[PROBLEM TO SOLVE]: When you have gone through the records below, state only how many lines include the word "potatis".

Page content records
☆ ☆ ☆ ☆ ☆ ☆ ☆

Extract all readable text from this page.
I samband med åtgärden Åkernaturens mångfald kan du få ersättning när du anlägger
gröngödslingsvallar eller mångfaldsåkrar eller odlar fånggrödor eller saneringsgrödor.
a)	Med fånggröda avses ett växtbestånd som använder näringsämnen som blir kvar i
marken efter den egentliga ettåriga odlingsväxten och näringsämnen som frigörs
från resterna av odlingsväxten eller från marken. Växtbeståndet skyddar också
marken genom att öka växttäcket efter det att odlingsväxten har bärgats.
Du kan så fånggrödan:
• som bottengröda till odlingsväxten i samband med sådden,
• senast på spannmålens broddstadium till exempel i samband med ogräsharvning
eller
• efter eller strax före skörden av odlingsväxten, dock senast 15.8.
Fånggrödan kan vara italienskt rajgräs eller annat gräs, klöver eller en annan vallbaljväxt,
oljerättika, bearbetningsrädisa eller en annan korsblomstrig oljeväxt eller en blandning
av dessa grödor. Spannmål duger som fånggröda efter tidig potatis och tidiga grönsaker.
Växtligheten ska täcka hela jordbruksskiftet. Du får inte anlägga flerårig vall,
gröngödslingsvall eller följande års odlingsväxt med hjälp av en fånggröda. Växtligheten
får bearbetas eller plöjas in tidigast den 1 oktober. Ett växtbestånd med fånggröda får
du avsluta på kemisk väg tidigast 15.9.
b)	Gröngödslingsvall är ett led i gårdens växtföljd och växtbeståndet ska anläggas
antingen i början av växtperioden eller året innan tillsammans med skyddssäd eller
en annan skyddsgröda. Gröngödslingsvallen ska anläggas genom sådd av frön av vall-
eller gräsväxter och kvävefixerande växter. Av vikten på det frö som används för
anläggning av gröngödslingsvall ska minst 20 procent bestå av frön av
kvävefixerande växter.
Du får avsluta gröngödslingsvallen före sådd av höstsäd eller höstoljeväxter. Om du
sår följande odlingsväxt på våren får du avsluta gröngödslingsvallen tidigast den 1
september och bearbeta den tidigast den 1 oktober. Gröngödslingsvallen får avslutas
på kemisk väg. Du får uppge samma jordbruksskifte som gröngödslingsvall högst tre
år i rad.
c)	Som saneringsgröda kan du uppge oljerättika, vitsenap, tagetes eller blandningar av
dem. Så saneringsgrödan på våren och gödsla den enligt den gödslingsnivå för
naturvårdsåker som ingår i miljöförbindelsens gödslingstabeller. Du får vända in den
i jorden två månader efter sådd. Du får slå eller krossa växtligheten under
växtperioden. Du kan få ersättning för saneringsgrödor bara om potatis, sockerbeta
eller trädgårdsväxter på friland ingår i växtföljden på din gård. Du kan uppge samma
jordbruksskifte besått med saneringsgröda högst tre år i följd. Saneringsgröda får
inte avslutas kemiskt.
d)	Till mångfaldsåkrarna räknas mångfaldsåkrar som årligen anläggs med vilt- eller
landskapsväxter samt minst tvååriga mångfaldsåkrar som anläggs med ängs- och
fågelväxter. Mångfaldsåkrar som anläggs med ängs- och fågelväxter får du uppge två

☆ ☆ ☆ ☆ ☆ ☆ ☆

[RESULT OF THE EXERCISE]: 2